- [What is required] All of the data should be repeated exactly; pictures are not part of the copy.
══════════════════════════════
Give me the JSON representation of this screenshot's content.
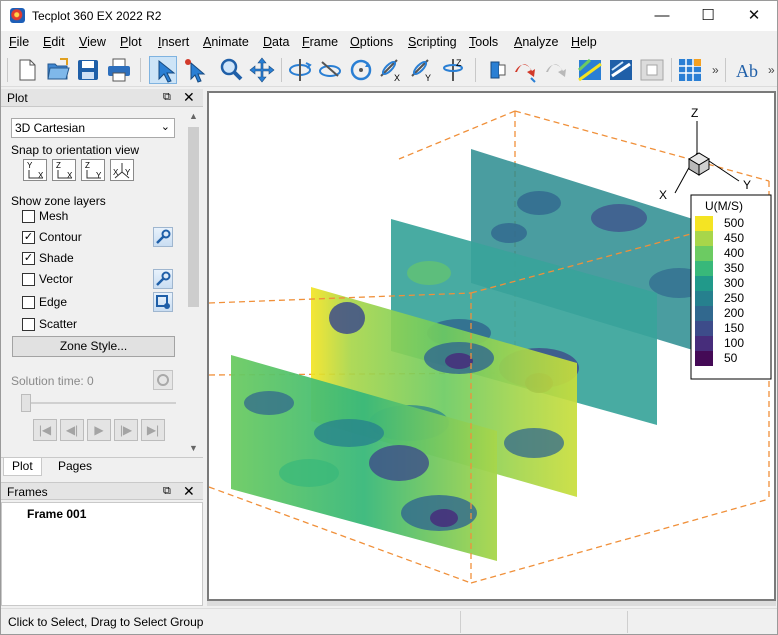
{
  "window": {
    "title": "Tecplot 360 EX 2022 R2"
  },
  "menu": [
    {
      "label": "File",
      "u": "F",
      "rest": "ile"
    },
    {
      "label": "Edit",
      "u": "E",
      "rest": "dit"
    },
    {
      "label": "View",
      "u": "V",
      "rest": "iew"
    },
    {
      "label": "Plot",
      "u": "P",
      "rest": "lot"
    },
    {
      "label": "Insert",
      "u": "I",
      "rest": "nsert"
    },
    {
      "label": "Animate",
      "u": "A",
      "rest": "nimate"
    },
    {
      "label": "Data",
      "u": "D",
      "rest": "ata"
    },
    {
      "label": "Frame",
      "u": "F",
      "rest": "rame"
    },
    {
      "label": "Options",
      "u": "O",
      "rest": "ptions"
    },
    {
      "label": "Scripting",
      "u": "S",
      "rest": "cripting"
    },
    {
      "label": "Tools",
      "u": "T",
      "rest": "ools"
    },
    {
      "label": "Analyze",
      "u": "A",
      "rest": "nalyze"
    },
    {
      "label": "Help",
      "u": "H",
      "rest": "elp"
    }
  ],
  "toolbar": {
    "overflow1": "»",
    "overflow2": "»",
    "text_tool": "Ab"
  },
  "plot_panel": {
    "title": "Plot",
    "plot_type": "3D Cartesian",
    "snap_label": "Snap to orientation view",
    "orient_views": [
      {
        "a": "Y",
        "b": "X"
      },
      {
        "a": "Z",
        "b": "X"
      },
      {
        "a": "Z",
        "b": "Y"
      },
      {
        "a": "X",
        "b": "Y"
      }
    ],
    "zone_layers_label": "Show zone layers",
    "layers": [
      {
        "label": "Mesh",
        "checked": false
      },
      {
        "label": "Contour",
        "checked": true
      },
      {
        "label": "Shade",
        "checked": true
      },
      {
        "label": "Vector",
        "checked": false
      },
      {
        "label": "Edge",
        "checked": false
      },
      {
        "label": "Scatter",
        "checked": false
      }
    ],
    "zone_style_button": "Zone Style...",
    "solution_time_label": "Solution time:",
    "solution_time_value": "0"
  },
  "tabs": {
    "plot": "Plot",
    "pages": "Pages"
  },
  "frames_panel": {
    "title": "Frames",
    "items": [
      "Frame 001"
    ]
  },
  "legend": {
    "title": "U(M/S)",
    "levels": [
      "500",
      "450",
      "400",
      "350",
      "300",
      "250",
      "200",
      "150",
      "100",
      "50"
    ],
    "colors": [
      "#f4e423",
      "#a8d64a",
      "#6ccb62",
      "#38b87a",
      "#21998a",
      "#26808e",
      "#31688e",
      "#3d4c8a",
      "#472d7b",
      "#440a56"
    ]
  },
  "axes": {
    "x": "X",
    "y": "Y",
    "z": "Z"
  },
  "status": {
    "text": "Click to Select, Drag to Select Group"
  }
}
══════════════════════════════
- [Exercise result]
Give me the JSON representation of this screenshot's content.
{
  "window": {
    "title": "Tecplot 360 EX 2022 R2"
  },
  "menu": [
    {
      "label": "File",
      "u": "F",
      "rest": "ile"
    },
    {
      "label": "Edit",
      "u": "E",
      "rest": "dit"
    },
    {
      "label": "View",
      "u": "V",
      "rest": "iew"
    },
    {
      "label": "Plot",
      "u": "P",
      "rest": "lot"
    },
    {
      "label": "Insert",
      "u": "I",
      "rest": "nsert"
    },
    {
      "label": "Animate",
      "u": "A",
      "rest": "nimate"
    },
    {
      "label": "Data",
      "u": "D",
      "rest": "ata"
    },
    {
      "label": "Frame",
      "u": "F",
      "rest": "rame"
    },
    {
      "label": "Options",
      "u": "O",
      "rest": "ptions"
    },
    {
      "label": "Scripting",
      "u": "S",
      "rest": "cripting"
    },
    {
      "label": "Tools",
      "u": "T",
      "rest": "ools"
    },
    {
      "label": "Analyze",
      "u": "A",
      "rest": "nalyze"
    },
    {
      "label": "Help",
      "u": "H",
      "rest": "elp"
    }
  ],
  "toolbar": {
    "overflow1": "»",
    "overflow2": "»",
    "text_tool": "Ab"
  },
  "plot_panel": {
    "title": "Plot",
    "plot_type": "3D Cartesian",
    "snap_label": "Snap to orientation view",
    "orient_views": [
      {
        "a": "Y",
        "b": "X"
      },
      {
        "a": "Z",
        "b": "X"
      },
      {
        "a": "Z",
        "b": "Y"
      },
      {
        "a": "X",
        "b": "Y"
      }
    ],
    "zone_layers_label": "Show zone layers",
    "layers": [
      {
        "label": "Mesh",
        "checked": false
      },
      {
        "label": "Contour",
        "checked": true
      },
      {
        "label": "Shade",
        "checked": true
      },
      {
        "label": "Vector",
        "checked": false
      },
      {
        "label": "Edge",
        "checked": false
      },
      {
        "label": "Scatter",
        "checked": false
      }
    ],
    "zone_style_button": "Zone Style...",
    "solution_time_label": "Solution time:",
    "solution_time_value": "0"
  },
  "tabs": {
    "plot": "Plot",
    "pages": "Pages"
  },
  "frames_panel": {
    "title": "Frames",
    "items": [
      "Frame 001"
    ]
  },
  "legend": {
    "title": "U(M/S)",
    "levels": [
      "500",
      "450",
      "400",
      "350",
      "300",
      "250",
      "200",
      "150",
      "100",
      "50"
    ],
    "colors": [
      "#f4e423",
      "#a8d64a",
      "#6ccb62",
      "#38b87a",
      "#21998a",
      "#26808e",
      "#31688e",
      "#3d4c8a",
      "#472d7b",
      "#440a56"
    ]
  },
  "axes": {
    "x": "X",
    "y": "Y",
    "z": "Z"
  },
  "status": {
    "text": "Click to Select, Drag to Select Group"
  }
}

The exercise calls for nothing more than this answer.